§ **Goal**:
Each line should be copied exactly.

***

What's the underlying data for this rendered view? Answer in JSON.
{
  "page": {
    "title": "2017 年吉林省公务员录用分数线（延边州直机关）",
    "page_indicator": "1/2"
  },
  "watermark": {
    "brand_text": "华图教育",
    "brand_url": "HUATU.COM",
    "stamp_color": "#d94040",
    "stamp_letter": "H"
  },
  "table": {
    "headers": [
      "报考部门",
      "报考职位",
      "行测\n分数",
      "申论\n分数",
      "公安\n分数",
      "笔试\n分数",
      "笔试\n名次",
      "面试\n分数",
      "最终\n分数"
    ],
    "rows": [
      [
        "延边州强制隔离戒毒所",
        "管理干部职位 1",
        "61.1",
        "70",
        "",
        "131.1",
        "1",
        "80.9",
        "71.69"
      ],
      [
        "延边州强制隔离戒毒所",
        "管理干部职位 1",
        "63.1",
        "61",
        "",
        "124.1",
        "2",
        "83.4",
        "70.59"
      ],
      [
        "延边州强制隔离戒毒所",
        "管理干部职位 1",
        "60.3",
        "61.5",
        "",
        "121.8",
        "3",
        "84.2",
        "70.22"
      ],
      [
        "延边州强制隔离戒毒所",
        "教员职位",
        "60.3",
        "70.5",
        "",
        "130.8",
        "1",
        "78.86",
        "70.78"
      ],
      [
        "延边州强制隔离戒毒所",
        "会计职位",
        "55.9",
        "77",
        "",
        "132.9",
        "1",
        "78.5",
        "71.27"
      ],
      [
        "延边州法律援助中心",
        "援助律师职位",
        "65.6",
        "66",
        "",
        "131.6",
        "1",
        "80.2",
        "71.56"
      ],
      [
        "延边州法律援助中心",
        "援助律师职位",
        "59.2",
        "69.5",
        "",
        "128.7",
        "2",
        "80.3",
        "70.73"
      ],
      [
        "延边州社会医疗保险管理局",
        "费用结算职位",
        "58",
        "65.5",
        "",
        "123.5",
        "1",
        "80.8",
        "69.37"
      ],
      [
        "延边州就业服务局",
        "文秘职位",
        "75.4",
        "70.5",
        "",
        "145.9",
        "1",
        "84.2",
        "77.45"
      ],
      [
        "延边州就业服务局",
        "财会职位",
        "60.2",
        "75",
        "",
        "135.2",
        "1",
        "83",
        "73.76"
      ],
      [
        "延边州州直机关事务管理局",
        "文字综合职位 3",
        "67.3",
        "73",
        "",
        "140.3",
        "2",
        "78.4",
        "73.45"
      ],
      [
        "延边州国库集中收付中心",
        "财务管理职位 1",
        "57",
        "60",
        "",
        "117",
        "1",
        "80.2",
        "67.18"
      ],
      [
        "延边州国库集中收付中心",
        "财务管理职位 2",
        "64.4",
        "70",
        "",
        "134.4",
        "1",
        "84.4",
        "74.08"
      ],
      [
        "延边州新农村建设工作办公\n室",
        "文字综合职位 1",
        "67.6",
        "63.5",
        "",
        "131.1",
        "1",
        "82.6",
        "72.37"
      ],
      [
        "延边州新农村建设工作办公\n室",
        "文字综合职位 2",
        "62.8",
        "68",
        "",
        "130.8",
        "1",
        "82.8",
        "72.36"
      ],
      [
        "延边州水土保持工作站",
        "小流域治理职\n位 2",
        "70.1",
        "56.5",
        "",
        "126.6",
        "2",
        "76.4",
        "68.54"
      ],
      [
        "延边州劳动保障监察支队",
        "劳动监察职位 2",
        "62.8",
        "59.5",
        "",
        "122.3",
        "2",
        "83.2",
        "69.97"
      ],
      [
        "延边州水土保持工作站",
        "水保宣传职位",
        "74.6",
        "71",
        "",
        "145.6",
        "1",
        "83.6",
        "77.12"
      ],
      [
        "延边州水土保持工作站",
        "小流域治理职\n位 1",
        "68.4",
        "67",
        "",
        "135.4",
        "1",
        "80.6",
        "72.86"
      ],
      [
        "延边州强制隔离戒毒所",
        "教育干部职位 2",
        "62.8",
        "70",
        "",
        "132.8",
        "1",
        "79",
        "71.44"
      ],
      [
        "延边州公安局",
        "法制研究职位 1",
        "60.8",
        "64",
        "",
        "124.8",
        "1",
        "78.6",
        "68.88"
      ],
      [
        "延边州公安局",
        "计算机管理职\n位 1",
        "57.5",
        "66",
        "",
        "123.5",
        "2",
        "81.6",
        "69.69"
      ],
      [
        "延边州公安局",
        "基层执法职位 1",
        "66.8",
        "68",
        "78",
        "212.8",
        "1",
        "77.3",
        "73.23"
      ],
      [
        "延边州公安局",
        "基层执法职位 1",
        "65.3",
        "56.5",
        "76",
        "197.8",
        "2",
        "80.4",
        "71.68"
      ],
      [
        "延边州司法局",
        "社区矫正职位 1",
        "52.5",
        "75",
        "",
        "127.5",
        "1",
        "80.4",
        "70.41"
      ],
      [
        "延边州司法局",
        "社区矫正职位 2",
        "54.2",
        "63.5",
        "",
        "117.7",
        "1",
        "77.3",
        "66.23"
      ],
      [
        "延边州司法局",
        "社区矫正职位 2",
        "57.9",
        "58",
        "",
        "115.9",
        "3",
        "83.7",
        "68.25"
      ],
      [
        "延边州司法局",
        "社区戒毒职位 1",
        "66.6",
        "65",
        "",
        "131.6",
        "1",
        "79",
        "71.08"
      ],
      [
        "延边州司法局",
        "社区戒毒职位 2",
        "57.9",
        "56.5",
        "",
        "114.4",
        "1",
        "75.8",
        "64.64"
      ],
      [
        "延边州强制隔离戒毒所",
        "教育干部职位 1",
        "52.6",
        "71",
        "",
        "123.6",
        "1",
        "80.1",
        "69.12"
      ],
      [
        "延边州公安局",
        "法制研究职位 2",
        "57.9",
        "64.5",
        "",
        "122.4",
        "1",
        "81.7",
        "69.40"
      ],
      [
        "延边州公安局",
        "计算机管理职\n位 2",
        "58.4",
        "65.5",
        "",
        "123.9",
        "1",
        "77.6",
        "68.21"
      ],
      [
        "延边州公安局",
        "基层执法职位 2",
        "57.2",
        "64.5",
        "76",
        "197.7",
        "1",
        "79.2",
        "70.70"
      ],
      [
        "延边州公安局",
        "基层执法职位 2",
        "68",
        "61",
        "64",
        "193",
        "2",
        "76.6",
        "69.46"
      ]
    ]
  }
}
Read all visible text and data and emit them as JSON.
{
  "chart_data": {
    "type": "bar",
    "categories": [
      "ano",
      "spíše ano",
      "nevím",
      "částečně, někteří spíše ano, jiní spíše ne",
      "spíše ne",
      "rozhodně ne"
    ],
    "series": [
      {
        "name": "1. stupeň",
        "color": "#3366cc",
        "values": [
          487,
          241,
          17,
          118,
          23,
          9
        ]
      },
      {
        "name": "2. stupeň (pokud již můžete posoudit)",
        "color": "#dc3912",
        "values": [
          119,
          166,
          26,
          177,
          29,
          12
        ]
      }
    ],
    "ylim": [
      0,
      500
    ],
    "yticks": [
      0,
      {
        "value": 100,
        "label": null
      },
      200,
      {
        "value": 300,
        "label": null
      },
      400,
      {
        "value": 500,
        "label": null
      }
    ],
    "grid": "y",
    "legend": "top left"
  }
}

***

§ **Correct response**:
What's the underlying data for this rendered view? Answer in JSON.
{
  "page": {
    "title": "2017 年吉林省公务员录用分数线（延边州直机关）",
    "page_indicator": "1/2"
  },
  "watermark": {
    "brand_text": "华图教育",
    "brand_url": "HUATU.COM",
    "stamp_color": "#d94040",
    "stamp_letter": "H"
  },
  "table": {
    "headers": [
      "报考部门",
      "报考职位",
      "行测\n分数",
      "申论\n分数",
      "公安\n分数",
      "笔试\n分数",
      "笔试\n名次",
      "面试\n分数",
      "最终\n分数"
    ],
    "rows": [
      [
        "延边州强制隔离戒毒所",
        "管理干部职位 1",
        "61.1",
        "70",
        "",
        "131.1",
        "1",
        "80.9",
        "71.69"
      ],
      [
        "延边州强制隔离戒毒所",
        "管理干部职位 1",
        "63.1",
        "61",
        "",
        "124.1",
        "2",
        "83.4",
        "70.59"
      ],
      [
        "延边州强制隔离戒毒所",
        "管理干部职位 1",
        "60.3",
        "61.5",
        "",
        "121.8",
        "3",
        "84.2",
        "70.22"
      ],
      [
        "延边州强制隔离戒毒所",
        "教员职位",
        "60.3",
        "70.5",
        "",
        "130.8",
        "1",
        "78.86",
        "70.78"
      ],
      [
        "延边州强制隔离戒毒所",
        "会计职位",
        "55.9",
        "77",
        "",
        "132.9",
        "1",
        "78.5",
        "71.27"
      ],
      [
        "延边州法律援助中心",
        "援助律师职位",
        "65.6",
        "66",
        "",
        "131.6",
        "1",
        "80.2",
        "71.56"
      ],
      [
        "延边州法律援助中心",
        "援助律师职位",
        "59.2",
        "69.5",
        "",
        "128.7",
        "2",
        "80.3",
        "70.73"
      ],
      [
        "延边州社会医疗保险管理局",
        "费用结算职位",
        "58",
        "65.5",
        "",
        "123.5",
        "1",
        "80.8",
        "69.37"
      ],
      [
        "延边州就业服务局",
        "文秘职位",
        "75.4",
        "70.5",
        "",
        "145.9",
        "1",
        "84.2",
        "77.45"
      ],
      [
        "延边州就业服务局",
        "财会职位",
        "60.2",
        "75",
        "",
        "135.2",
        "1",
        "83",
        "73.76"
      ],
      [
        "延边州州直机关事务管理局",
        "文字综合职位 3",
        "67.3",
        "73",
        "",
        "140.3",
        "2",
        "78.4",
        "73.45"
      ],
      [
        "延边州国库集中收付中心",
        "财务管理职位 1",
        "57",
        "60",
        "",
        "117",
        "1",
        "80.2",
        "67.18"
      ],
      [
        "延边州国库集中收付中心",
        "财务管理职位 2",
        "64.4",
        "70",
        "",
        "134.4",
        "1",
        "84.4",
        "74.08"
      ],
      [
        "延边州新农村建设工作办公\n室",
        "文字综合职位 1",
        "67.6",
        "63.5",
        "",
        "131.1",
        "1",
        "82.6",
        "72.37"
      ],
      [
        "延边州新农村建设工作办公\n室",
        "文字综合职位 2",
        "62.8",
        "68",
        "",
        "130.8",
        "1",
        "82.8",
        "72.36"
      ],
      [
        "延边州水土保持工作站",
        "小流域治理职\n位 2",
        "70.1",
        "56.5",
        "",
        "126.6",
        "2",
        "76.4",
        "68.54"
      ],
      [
        "延边州劳动保障监察支队",
        "劳动监察职位 2",
        "62.8",
        "59.5",
        "",
        "122.3",
        "2",
        "83.2",
        "69.97"
      ],
      [
        "延边州水土保持工作站",
        "水保宣传职位",
        "74.6",
        "71",
        "",
        "145.6",
        "1",
        "83.6",
        "77.12"
      ],
      [
        "延边州水土保持工作站",
        "小流域治理职\n位 1",
        "68.4",
        "67",
        "",
        "135.4",
        "1",
        "80.6",
        "72.86"
      ],
      [
        "延边州强制隔离戒毒所",
        "教育干部职位 2",
        "62.8",
        "70",
        "",
        "132.8",
        "1",
        "79",
        "71.44"
      ],
      [
        "延边州公安局",
        "法制研究职位 1",
        "60.8",
        "64",
        "",
        "124.8",
        "1",
        "78.6",
        "68.88"
      ],
      [
        "延边州公安局",
        "计算机管理职\n位 1",
        "57.5",
        "66",
        "",
        "123.5",
        "2",
        "81.6",
        "69.69"
      ],
      [
        "延边州公安局",
        "基层执法职位 1",
        "66.8",
        "68",
        "78",
        "212.8",
        "1",
        "77.3",
        "73.23"
      ],
      [
        "延边州公安局",
        "基层执法职位 1",
        "65.3",
        "56.5",
        "76",
        "197.8",
        "2",
        "80.4",
        "71.68"
      ],
      [
        "延边州司法局",
        "社区矫正职位 1",
        "52.5",
        "75",
        "",
        "127.5",
        "1",
        "80.4",
        "70.41"
      ],
      [
        "延边州司法局",
        "社区矫正职位 2",
        "54.2",
        "63.5",
        "",
        "117.7",
        "1",
        "77.3",
        "66.23"
      ],
      [
        "延边州司法局",
        "社区矫正职位 2",
        "57.9",
        "58",
        "",
        "115.9",
        "3",
        "83.7",
        "68.25"
      ],
      [
        "延边州司法局",
        "社区戒毒职位 1",
        "66.6",
        "65",
        "",
        "131.6",
        "1",
        "79",
        "71.08"
      ],
      [
        "延边州司法局",
        "社区戒毒职位 2",
        "57.9",
        "56.5",
        "",
        "114.4",
        "1",
        "75.8",
        "64.64"
      ],
      [
        "延边州强制隔离戒毒所",
        "教育干部职位 1",
        "52.6",
        "71",
        "",
        "123.6",
        "1",
        "80.1",
        "69.12"
      ],
      [
        "延边州公安局",
        "法制研究职位 2",
        "57.9",
        "64.5",
        "",
        "122.4",
        "1",
        "81.7",
        "69.40"
      ],
      [
        "延边州公安局",
        "计算机管理职\n位 2",
        "58.4",
        "65.5",
        "",
        "123.9",
        "1",
        "77.6",
        "68.21"
      ],
      [
        "延边州公安局",
        "基层执法职位 2",
        "57.2",
        "64.5",
        "76",
        "197.7",
        "1",
        "79.2",
        "70.70"
      ],
      [
        "延边州公安局",
        "基层执法职位 2",
        "68",
        "61",
        "64",
        "193",
        "2",
        "76.6",
        "69.46"
      ]
    ]
  }
}
Read all visible text and data and emit them as JSON.
{
  "chart_data": {
    "type": "bar",
    "categories": [
      "ano",
      "spíše ano",
      "nevím",
      "částečně, někteří spíše ano, jiní spíše ne",
      "spíše ne",
      "rozhodně ne"
    ],
    "series": [
      {
        "name": "1. stupeň",
        "color": "#3366cc",
        "values": [
          487,
          241,
          17,
          118,
          23,
          9
        ]
      },
      {
        "name": "2. stupeň (pokud již můžete posoudit)",
        "color": "#dc3912",
        "values": [
          119,
          166,
          26,
          177,
          29,
          12
        ]
      }
    ],
    "ylim": [
      0,
      500
    ],
    "yticks": [
      0,
      {
        "value": 100,
        "label": null
      },
      200,
      {
        "value": 300,
        "label": null
      },
      400,
      {
        "value": 500,
        "label": null
      }
    ],
    "grid": "y",
    "legend": "top left"
  }
}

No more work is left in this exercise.